Exercise> Below are some records. Copy every line in them that holds "image".

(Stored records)
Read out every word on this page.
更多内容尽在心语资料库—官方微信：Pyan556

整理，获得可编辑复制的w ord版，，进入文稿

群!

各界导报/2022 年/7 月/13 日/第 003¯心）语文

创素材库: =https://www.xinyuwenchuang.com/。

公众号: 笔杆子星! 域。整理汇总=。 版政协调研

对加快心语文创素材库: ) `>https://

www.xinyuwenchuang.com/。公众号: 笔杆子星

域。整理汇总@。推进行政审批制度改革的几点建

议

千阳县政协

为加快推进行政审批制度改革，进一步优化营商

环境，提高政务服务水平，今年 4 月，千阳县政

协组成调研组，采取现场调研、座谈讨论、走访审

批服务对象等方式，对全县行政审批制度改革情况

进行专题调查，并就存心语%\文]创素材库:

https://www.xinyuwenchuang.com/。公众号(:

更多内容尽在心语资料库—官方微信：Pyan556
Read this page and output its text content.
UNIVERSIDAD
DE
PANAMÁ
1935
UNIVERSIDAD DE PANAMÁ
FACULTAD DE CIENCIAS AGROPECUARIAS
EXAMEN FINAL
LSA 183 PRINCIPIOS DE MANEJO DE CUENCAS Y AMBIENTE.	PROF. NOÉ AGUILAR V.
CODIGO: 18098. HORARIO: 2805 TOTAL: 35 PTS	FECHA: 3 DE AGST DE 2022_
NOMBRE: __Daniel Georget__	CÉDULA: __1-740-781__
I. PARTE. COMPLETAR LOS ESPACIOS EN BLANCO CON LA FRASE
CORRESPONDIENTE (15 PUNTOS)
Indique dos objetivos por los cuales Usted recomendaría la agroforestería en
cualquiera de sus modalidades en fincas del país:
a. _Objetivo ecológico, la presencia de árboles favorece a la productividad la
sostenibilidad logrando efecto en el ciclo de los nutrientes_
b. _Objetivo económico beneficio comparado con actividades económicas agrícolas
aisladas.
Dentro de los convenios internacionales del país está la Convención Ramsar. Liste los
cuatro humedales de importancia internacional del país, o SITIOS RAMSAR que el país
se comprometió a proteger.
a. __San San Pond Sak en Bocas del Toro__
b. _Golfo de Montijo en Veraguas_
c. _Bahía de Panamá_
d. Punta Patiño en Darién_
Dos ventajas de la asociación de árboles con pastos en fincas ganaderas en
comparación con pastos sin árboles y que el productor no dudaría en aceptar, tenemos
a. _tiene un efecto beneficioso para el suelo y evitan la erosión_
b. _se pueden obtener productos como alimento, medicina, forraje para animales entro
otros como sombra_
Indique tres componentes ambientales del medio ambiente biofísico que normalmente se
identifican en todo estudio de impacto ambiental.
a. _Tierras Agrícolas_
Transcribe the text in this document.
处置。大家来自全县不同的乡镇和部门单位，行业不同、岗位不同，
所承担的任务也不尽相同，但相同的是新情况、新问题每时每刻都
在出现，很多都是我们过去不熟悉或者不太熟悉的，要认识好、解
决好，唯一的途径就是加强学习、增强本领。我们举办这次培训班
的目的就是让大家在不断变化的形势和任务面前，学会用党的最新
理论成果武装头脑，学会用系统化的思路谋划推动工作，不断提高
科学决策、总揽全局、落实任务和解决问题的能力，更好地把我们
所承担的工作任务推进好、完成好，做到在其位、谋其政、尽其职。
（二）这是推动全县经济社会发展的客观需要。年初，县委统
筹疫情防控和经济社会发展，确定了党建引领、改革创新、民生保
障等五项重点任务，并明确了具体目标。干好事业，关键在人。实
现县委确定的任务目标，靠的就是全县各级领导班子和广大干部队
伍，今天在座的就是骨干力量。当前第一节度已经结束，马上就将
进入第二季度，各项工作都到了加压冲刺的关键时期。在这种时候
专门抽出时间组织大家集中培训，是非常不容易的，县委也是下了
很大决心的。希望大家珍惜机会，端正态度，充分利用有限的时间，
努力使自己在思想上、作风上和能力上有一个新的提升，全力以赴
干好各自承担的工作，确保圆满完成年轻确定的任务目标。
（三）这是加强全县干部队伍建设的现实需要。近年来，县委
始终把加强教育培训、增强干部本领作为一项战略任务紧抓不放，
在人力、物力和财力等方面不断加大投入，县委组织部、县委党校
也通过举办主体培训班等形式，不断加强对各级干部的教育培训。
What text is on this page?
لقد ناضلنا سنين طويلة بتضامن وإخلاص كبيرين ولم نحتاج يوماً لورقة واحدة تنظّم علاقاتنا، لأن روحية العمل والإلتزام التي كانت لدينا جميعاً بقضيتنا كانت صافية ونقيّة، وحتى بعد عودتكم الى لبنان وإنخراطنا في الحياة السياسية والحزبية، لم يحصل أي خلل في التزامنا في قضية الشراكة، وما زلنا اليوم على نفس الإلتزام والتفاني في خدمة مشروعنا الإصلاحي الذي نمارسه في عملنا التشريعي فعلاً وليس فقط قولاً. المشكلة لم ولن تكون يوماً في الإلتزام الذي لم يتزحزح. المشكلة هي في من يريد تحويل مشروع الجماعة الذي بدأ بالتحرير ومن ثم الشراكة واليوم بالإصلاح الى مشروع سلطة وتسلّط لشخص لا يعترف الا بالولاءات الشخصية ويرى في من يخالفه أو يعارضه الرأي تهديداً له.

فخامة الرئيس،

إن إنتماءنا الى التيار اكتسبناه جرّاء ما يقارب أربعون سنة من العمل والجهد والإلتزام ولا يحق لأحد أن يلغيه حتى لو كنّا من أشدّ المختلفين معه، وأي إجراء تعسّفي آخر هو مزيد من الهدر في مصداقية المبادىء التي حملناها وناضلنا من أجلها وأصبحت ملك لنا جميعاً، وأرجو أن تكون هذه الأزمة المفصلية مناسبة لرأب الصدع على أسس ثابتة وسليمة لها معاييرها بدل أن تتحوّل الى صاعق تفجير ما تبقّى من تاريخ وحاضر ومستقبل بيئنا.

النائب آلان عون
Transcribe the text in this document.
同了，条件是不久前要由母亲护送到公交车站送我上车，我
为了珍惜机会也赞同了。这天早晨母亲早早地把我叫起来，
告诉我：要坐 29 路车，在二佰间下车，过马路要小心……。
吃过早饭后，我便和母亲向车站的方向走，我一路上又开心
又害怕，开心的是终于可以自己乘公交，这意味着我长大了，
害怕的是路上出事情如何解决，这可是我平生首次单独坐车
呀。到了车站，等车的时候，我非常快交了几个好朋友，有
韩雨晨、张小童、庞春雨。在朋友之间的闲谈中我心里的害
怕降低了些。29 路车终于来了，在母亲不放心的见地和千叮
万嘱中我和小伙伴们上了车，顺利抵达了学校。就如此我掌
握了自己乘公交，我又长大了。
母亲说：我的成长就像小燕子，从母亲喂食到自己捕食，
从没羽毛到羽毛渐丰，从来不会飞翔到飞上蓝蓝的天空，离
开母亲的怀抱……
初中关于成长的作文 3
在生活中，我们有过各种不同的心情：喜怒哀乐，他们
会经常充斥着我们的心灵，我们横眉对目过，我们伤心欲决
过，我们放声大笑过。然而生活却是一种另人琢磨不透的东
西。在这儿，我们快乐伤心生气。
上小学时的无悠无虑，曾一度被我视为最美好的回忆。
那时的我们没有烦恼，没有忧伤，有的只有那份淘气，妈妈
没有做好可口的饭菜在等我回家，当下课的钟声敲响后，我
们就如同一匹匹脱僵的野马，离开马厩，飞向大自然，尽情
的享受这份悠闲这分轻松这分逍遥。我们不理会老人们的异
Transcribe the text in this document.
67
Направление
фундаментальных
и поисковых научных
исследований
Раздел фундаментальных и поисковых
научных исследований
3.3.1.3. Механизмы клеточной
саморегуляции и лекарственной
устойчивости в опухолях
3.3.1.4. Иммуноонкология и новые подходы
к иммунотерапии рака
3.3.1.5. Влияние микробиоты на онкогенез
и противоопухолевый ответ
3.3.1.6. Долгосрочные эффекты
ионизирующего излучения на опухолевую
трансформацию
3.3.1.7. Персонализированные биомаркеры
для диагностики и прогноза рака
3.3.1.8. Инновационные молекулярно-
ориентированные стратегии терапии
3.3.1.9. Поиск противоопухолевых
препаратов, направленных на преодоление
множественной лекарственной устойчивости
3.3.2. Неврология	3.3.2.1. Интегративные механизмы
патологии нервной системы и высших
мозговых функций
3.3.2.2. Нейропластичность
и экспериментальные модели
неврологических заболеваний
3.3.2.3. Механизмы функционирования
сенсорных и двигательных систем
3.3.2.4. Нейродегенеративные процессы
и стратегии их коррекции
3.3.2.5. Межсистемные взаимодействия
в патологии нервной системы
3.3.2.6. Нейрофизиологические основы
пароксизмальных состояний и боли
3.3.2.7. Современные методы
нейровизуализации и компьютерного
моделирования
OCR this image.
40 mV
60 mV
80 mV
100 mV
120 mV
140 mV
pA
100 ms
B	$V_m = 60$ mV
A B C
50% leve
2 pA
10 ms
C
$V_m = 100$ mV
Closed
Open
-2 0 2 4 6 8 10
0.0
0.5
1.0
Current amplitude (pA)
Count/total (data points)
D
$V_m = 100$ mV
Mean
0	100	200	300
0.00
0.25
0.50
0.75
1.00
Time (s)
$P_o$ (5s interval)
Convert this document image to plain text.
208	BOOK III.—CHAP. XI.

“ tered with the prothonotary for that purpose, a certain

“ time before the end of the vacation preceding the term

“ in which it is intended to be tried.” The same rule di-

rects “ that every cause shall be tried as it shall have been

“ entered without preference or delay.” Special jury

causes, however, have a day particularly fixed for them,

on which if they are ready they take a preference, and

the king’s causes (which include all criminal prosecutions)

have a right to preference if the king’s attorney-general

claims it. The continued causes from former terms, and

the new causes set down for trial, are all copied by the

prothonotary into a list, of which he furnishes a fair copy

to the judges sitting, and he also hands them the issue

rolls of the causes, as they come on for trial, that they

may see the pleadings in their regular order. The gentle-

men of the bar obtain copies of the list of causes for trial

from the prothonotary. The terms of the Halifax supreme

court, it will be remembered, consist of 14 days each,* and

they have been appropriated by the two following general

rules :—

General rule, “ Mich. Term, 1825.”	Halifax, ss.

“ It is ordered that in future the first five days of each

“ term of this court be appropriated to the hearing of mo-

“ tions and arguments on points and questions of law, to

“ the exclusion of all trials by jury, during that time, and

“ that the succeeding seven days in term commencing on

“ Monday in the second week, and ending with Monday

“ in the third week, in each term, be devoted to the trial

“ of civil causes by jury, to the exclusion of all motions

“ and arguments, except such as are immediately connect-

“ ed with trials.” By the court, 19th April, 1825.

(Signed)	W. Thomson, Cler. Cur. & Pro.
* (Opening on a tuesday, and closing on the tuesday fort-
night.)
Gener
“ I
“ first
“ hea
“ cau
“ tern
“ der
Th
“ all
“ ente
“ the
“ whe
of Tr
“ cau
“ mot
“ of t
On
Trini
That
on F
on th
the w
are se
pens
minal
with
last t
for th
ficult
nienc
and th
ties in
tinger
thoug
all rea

Finished task>
OCR this image.
Convert this document image to plain text.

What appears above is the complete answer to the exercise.